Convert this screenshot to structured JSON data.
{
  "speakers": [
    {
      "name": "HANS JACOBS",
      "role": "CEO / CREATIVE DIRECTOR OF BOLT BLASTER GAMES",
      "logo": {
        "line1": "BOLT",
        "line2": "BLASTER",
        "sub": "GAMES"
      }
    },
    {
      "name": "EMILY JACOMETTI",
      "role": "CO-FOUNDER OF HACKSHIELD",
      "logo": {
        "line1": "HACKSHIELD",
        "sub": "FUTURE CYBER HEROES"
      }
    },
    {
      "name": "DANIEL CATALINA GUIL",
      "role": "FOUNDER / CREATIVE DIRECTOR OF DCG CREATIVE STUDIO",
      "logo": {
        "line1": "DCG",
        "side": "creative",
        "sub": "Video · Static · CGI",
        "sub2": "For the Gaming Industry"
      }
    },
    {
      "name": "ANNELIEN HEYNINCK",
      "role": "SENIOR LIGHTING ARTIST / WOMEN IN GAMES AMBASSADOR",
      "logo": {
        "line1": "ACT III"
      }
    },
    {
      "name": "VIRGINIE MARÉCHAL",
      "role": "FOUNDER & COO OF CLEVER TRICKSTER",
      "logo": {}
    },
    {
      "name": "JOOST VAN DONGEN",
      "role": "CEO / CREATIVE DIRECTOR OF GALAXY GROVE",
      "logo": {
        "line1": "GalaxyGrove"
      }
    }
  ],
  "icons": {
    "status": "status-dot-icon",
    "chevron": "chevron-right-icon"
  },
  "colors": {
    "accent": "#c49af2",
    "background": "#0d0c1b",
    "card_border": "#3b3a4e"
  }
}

★ ★ ★ ★ ★ ★ ★

#### [What you should do]
Take the listing above and set it down exactly.

#### [Result of this task]
Convert this screenshot to structured JSON data.
{
  "speakers": [
    {
      "name": "HANS JACOBS",
      "role": "CEO / CREATIVE DIRECTOR OF BOLT BLASTER GAMES",
      "logo": {
        "line1": "BOLT",
        "line2": "BLASTER",
        "sub": "GAMES"
      }
    },
    {
      "name": "EMILY JACOMETTI",
      "role": "CO-FOUNDER OF HACKSHIELD",
      "logo": {
        "line1": "HACKSHIELD",
        "sub": "FUTURE CYBER HEROES"
      }
    },
    {
      "name": "DANIEL CATALINA GUIL",
      "role": "FOUNDER / CREATIVE DIRECTOR OF DCG CREATIVE STUDIO",
      "logo": {
        "line1": "DCG",
        "side": "creative",
        "sub": "Video · Static · CGI",
        "sub2": "For the Gaming Industry"
      }
    },
    {
      "name": "ANNELIEN HEYNINCK",
      "role": "SENIOR LIGHTING ARTIST / WOMEN IN GAMES AMBASSADOR",
      "logo": {
        "line1": "ACT III"
      }
    },
    {
      "name": "VIRGINIE MARÉCHAL",
      "role": "FOUNDER & COO OF CLEVER TRICKSTER",
      "logo": {}
    },
    {
      "name": "JOOST VAN DONGEN",
      "role": "CEO / CREATIVE DIRECTOR OF GALAXY GROVE",
      "logo": {
        "line1": "GalaxyGrove"
      }
    }
  ],
  "icons": {
    "status": "status-dot-icon",
    "chevron": "chevron-right-icon"
  },
  "colors": {
    "accent": "#c49af2",
    "background": "#0d0c1b",
    "card_border": "#3b3a4e"
  }
}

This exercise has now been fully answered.